+++ The records
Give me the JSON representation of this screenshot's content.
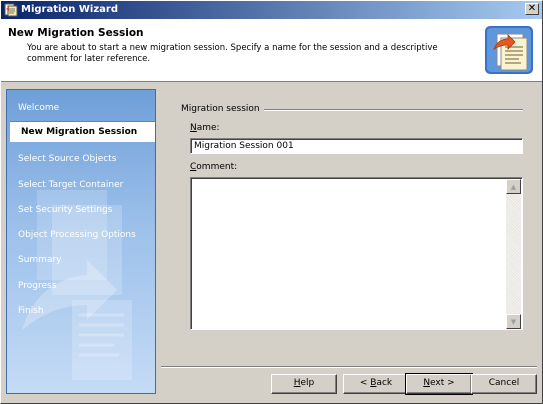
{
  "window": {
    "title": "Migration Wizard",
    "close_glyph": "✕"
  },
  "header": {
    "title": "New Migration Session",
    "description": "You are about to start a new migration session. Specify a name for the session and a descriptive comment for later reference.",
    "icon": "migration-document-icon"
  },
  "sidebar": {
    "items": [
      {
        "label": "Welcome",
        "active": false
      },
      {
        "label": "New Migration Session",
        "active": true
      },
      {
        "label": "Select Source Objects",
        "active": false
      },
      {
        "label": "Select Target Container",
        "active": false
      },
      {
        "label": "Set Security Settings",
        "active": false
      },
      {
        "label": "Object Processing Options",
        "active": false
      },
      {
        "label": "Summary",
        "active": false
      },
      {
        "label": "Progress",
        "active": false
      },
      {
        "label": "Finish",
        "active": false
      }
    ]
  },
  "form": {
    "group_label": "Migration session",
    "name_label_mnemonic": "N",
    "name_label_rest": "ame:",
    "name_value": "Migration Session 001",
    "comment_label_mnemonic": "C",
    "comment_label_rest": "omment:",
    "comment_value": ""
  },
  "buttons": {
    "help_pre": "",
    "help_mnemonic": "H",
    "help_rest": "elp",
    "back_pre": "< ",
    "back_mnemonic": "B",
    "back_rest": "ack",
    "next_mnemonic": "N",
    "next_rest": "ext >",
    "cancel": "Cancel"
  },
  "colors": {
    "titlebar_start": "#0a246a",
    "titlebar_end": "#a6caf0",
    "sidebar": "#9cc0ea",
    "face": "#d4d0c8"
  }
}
++++++
Brief:
From the entries above, output every line exactly and omit any image.

The solution:
Give me the JSON representation of this screenshot's content.
{
  "window": {
    "title": "Migration Wizard",
    "close_glyph": "✕"
  },
  "header": {
    "title": "New Migration Session",
    "description": "You are about to start a new migration session. Specify a name for the session and a descriptive comment for later reference.",
    "icon": "migration-document-icon"
  },
  "sidebar": {
    "items": [
      {
        "label": "Welcome",
        "active": false
      },
      {
        "label": "New Migration Session",
        "active": true
      },
      {
        "label": "Select Source Objects",
        "active": false
      },
      {
        "label": "Select Target Container",
        "active": false
      },
      {
        "label": "Set Security Settings",
        "active": false
      },
      {
        "label": "Object Processing Options",
        "active": false
      },
      {
        "label": "Summary",
        "active": false
      },
      {
        "label": "Progress",
        "active": false
      },
      {
        "label": "Finish",
        "active": false
      }
    ]
  },
  "form": {
    "group_label": "Migration session",
    "name_label_mnemonic": "N",
    "name_label_rest": "ame:",
    "name_value": "Migration Session 001",
    "comment_label_mnemonic": "C",
    "comment_label_rest": "omment:",
    "comment_value": ""
  },
  "buttons": {
    "help_pre": "",
    "help_mnemonic": "H",
    "help_rest": "elp",
    "back_pre": "< ",
    "back_mnemonic": "B",
    "back_rest": "ack",
    "next_mnemonic": "N",
    "next_rest": "ext >",
    "cancel": "Cancel"
  },
  "colors": {
    "titlebar_start": "#0a246a",
    "titlebar_end": "#a6caf0",
    "sidebar": "#9cc0ea",
    "face": "#d4d0c8"
  }
}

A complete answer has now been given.